=== RAW DATA ===
= = = = = = =
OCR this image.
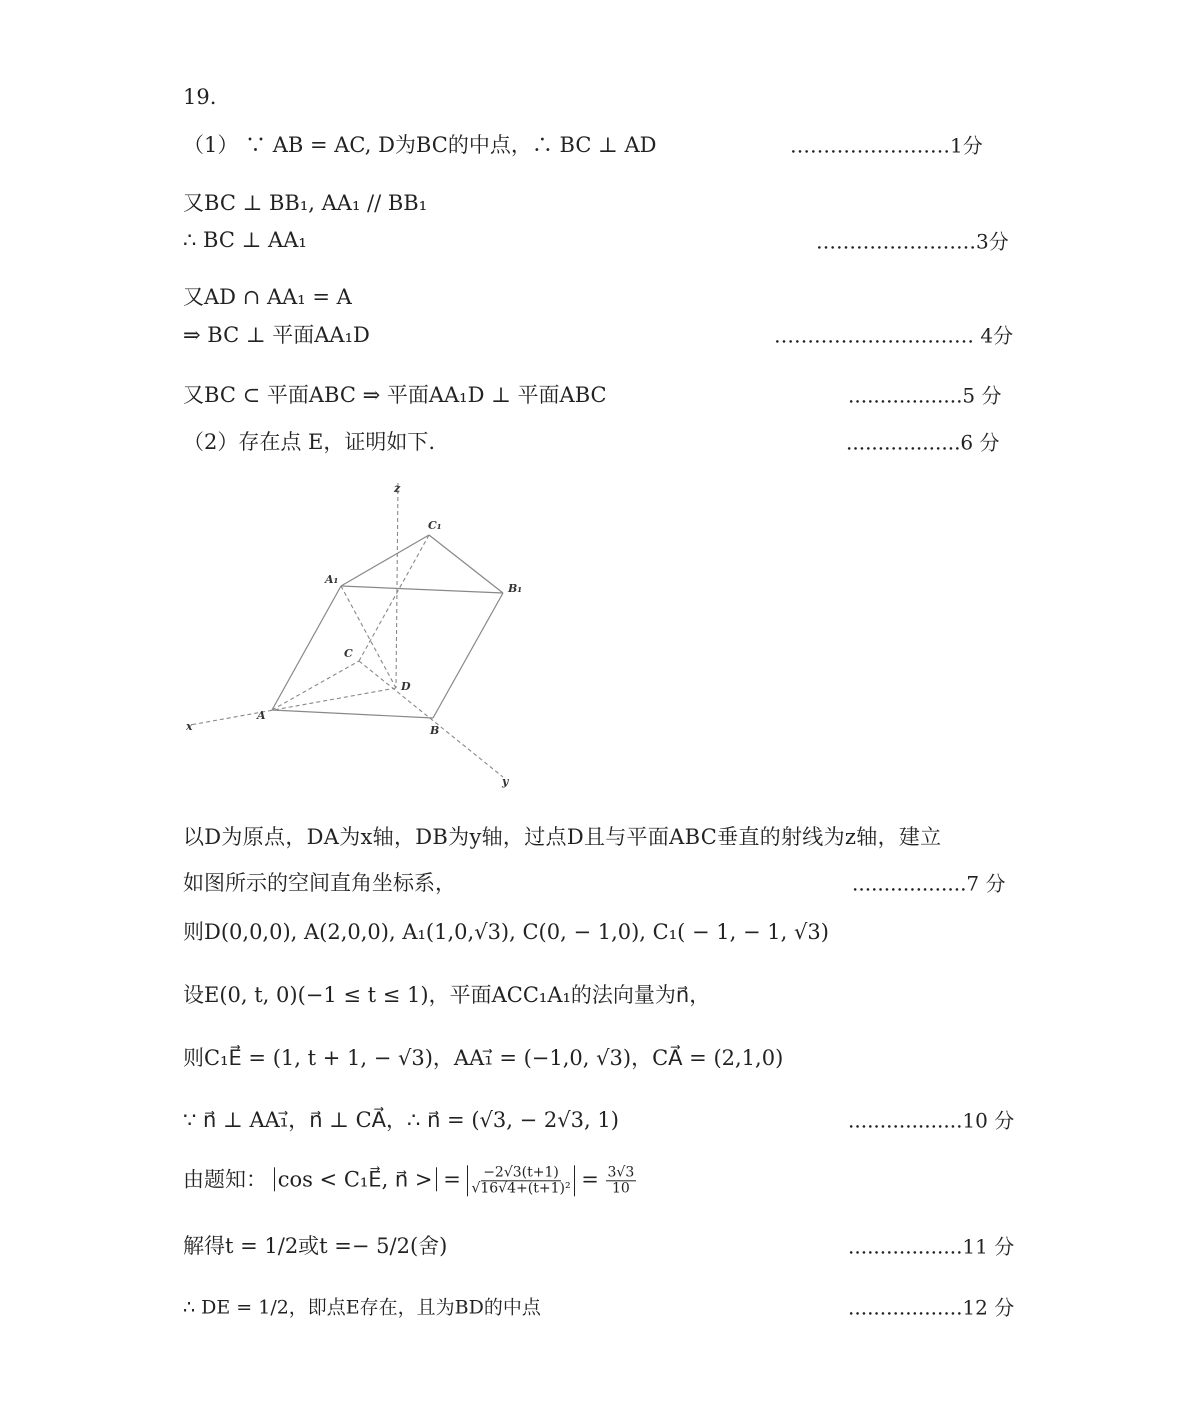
19.
（1） ∵ AB = AC, D为BC的中点，∴ BC ⊥ AD	……………………1分
又BC ⊥ BB₁, AA₁ // BB₁
∴ BC ⊥ AA₁	……………………3分
又AD ∩ AA₁ = A
⇒ BC ⊥ 平面AA₁D	………………………… 4分
又BC ⊂ 平面ABC ⇒ 平面AA₁D ⊥ 平面ABC	..................5 分
（2）存在点 E，证明如下.	..................6 分
z
x
y
A
B
C
D
A₁
B₁
C₁
以D为原点，DA为x轴，DB为y轴，过点D且与平面ABC垂直的射线为z轴，建立
如图所示的空间直角坐标系，	..................7 分
则D(0,0,0), A(2,0,0), A₁(1,0,√3), C(0, − 1,0), C₁( − 1, − 1, √3)
设E(0, t, 0)(−1 ≤ t ≤ 1)，平面ACC₁A₁的法向量为n⃗，
则C₁E⃗ = (1, t + 1, − √3)，AA₁⃗ = (−1,0, √3)，CA⃗ = (2,1,0)
∵ n⃗ ⊥ AA₁⃗，n⃗ ⊥ CA⃗，∴ n⃗ = (√3, − 2√3, 1)	..................10 分
由题知： cos < C₁E⃗, n⃗ > = $\frac{-2√3(t+1)}{\text{√16√4+(t+1)²}} = \frac{3√3}{10}$
解得t = 1/2或t =− 5/2(舍)	..................11 分
∴ DE = 1/2，即点E存在，且为BD的中点	..................12 分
= = = = = = =
=== GOAL ===
Transcribe all of the material exactly, leaving out whatever pictures it contains.

=== IN RESPONSE ===
OCR this image.
19.
（1） ∵ AB = AC, D为BC的中点，∴ BC ⊥ AD	……………………1分
又BC ⊥ BB₁, AA₁ // BB₁
∴ BC ⊥ AA₁	……………………3分
又AD ∩ AA₁ = A
⇒ BC ⊥ 平面AA₁D	………………………… 4分
又BC ⊂ 平面ABC ⇒ 平面AA₁D ⊥ 平面ABC	..................5 分
（2）存在点 E，证明如下.	..................6 分
z
x
y
A
B
C
D
A₁
B₁
C₁
以D为原点，DA为x轴，DB为y轴，过点D且与平面ABC垂直的射线为z轴，建立
如图所示的空间直角坐标系，	..................7 分
则D(0,0,0), A(2,0,0), A₁(1,0,√3), C(0, − 1,0), C₁( − 1, − 1, √3)
设E(0, t, 0)(−1 ≤ t ≤ 1)，平面ACC₁A₁的法向量为n⃗，
则C₁E⃗ = (1, t + 1, − √3)，AA₁⃗ = (−1,0, √3)，CA⃗ = (2,1,0)
∵ n⃗ ⊥ AA₁⃗，n⃗ ⊥ CA⃗，∴ n⃗ = (√3, − 2√3, 1)	..................10 分
由题知： cos < C₁E⃗, n⃗ > = $\frac{-2√3(t+1)}{\text{√16√4+(t+1)²}} = \frac{3√3}{10}$
解得t = 1/2或t =− 5/2(舍)	..................11 分
∴ DE = 1/2，即点E存在，且为BD的中点	..................12 分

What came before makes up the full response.